WRITTEN EXERCISE:
Check the listing below line by line and report how many lines hold "fraction", with no other words.

>> START INFORMATION PROVIDED

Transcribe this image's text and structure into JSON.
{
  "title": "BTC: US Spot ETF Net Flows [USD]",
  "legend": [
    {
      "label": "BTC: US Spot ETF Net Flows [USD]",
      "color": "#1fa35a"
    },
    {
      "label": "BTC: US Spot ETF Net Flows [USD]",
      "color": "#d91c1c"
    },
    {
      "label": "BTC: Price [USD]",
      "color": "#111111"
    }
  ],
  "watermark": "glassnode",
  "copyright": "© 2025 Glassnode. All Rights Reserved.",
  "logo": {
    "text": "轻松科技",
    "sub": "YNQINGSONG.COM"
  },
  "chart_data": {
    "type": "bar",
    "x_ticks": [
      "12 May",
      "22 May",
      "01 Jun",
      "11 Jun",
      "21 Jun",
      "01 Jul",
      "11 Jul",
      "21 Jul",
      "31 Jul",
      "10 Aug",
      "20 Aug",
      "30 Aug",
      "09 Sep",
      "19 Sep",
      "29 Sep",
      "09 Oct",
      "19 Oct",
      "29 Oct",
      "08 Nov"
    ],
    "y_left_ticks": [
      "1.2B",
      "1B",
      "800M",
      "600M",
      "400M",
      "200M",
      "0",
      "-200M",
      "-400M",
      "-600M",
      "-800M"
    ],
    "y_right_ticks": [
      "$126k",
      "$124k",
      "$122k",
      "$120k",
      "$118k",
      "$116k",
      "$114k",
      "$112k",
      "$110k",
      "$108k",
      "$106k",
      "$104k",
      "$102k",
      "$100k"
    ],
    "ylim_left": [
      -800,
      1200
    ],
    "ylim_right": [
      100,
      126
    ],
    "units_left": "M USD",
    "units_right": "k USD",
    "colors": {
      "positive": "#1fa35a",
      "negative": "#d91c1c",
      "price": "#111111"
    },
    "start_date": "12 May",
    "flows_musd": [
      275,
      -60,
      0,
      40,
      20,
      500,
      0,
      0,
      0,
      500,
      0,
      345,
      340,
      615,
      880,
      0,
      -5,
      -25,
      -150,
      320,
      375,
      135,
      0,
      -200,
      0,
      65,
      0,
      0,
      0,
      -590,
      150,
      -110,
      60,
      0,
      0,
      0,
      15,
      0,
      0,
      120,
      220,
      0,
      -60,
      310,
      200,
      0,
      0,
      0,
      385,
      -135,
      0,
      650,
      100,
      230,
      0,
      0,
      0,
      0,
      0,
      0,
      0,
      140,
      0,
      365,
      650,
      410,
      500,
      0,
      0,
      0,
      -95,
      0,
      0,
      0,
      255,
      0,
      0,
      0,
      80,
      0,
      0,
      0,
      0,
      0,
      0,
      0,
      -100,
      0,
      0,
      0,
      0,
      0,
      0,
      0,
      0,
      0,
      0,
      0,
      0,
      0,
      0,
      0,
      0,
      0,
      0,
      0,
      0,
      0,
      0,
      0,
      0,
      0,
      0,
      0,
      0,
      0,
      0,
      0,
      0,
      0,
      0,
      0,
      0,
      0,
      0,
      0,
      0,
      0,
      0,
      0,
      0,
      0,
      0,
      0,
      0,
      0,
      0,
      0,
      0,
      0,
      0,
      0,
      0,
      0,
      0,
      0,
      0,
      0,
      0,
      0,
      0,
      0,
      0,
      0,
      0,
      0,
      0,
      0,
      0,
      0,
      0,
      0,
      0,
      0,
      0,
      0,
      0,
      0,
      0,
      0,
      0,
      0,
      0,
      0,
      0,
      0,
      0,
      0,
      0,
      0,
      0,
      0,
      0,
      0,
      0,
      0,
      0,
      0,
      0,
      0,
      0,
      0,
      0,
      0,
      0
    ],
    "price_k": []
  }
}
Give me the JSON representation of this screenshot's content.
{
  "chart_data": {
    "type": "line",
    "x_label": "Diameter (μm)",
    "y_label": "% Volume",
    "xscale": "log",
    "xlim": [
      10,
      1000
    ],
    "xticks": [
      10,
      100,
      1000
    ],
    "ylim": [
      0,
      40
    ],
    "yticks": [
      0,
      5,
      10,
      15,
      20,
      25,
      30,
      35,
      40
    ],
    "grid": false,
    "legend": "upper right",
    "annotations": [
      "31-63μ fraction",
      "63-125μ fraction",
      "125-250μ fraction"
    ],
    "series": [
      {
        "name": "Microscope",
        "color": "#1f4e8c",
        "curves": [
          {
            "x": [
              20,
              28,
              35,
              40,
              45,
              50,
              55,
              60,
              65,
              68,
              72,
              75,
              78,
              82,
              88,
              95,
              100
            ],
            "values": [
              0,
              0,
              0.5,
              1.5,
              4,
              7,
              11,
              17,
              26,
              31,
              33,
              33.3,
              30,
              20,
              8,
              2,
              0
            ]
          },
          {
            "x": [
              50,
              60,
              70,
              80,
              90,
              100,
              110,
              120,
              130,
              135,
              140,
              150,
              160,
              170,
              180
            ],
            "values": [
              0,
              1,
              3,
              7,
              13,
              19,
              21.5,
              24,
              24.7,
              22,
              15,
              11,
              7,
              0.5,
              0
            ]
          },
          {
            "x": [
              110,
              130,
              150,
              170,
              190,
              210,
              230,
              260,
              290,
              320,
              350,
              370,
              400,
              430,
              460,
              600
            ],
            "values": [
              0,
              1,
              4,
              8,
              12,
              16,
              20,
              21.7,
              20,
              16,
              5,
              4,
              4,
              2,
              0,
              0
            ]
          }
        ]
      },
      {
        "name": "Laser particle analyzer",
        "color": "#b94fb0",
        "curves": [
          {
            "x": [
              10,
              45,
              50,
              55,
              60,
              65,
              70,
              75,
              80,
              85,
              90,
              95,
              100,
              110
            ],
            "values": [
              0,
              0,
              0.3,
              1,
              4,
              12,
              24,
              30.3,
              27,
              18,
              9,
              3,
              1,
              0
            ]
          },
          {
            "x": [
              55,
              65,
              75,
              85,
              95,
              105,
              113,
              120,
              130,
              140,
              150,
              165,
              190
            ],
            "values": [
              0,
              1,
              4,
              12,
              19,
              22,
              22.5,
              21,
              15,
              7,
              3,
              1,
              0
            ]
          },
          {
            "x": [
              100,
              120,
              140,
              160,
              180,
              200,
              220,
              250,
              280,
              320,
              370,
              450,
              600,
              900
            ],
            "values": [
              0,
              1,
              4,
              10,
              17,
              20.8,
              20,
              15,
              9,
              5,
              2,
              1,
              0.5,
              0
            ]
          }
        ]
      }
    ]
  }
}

>> END INFORMATION PROVIDED

RESPONSE:
3